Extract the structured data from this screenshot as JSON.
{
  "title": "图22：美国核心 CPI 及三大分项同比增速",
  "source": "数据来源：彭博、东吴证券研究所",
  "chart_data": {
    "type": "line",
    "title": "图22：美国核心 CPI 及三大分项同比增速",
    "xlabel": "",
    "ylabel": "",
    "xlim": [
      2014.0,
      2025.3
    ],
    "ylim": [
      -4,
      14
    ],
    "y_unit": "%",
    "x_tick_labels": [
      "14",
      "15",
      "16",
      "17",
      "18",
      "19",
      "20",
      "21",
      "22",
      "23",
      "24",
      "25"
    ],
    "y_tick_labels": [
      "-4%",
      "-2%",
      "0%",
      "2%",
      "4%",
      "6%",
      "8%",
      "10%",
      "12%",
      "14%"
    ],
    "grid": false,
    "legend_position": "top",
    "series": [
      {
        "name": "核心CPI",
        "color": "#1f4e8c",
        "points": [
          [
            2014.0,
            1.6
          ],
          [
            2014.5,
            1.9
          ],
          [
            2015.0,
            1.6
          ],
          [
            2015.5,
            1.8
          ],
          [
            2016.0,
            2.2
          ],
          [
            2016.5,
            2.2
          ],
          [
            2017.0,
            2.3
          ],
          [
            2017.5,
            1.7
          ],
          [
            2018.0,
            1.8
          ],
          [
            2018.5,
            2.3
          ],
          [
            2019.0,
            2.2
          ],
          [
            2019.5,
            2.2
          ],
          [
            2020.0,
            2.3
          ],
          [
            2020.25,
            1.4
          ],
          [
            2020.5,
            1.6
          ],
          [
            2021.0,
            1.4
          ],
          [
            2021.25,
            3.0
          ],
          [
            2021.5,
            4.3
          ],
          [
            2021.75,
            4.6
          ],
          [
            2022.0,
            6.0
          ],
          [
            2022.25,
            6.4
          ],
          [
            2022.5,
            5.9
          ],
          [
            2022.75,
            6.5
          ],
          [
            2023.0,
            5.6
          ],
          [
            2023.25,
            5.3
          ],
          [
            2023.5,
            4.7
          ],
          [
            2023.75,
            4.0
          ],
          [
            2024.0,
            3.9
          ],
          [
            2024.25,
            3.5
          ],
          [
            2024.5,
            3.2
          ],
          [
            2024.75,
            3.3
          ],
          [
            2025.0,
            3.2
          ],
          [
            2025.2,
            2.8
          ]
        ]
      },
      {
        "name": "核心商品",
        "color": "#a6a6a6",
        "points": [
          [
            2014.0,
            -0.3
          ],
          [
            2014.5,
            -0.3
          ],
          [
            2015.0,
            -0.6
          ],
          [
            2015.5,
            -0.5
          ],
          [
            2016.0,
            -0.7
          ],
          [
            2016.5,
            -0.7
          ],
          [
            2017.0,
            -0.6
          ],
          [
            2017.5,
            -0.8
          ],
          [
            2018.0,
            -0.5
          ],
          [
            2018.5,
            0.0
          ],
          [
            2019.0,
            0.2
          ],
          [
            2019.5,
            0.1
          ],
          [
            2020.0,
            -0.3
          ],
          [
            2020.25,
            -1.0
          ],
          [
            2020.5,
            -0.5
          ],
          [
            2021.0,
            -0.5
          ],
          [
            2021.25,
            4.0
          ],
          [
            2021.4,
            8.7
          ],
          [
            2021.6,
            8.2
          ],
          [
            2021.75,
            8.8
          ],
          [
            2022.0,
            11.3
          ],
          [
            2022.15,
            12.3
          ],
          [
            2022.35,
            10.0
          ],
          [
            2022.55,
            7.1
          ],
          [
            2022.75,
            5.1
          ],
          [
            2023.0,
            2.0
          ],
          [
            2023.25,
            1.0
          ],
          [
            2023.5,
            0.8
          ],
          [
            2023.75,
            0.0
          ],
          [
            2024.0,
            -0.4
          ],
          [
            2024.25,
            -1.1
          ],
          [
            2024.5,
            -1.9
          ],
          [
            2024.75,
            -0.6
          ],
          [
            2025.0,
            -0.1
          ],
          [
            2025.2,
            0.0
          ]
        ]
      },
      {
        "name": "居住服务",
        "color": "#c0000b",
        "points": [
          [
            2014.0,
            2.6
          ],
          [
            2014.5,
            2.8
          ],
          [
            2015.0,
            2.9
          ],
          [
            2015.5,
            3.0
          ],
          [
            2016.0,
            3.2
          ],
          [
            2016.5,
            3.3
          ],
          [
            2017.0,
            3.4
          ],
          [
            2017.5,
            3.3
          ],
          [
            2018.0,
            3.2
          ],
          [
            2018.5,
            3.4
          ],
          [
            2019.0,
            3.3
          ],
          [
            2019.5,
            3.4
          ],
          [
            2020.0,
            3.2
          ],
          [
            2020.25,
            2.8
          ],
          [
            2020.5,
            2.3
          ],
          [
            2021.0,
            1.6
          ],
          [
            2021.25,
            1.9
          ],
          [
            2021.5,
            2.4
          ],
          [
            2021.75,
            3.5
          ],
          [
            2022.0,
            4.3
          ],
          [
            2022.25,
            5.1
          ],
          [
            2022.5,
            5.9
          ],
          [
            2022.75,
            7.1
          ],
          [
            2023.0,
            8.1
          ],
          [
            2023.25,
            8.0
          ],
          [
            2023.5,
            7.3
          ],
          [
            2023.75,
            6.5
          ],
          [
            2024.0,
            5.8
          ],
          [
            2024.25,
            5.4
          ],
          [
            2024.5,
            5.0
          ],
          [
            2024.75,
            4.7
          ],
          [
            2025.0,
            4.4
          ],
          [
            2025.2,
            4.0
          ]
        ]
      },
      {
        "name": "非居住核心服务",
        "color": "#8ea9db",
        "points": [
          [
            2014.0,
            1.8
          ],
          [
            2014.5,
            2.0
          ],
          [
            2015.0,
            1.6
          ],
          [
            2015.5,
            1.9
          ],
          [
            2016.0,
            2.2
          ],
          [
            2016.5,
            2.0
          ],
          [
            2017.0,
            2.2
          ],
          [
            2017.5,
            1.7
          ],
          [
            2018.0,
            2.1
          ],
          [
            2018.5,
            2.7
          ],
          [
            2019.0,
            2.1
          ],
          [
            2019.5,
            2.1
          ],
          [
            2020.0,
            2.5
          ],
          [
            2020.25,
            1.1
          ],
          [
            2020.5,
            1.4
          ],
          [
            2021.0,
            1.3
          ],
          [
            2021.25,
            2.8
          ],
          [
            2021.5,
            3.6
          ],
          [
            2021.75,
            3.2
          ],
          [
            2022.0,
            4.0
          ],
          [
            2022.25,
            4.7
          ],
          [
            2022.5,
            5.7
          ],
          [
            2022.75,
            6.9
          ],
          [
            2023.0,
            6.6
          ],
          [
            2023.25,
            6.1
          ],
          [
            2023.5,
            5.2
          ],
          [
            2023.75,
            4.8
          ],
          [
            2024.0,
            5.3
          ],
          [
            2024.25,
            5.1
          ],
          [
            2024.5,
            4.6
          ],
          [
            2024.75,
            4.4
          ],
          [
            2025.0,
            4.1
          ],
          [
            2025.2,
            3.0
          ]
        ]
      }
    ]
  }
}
........
Locate the word "color" in the records above, and return each line that has it.

Answer to the problem:
        "color": "#1f4e8c",
        "color": "#a6a6a6",
        "color": "#c0000b",
        "color": "#8ea9db",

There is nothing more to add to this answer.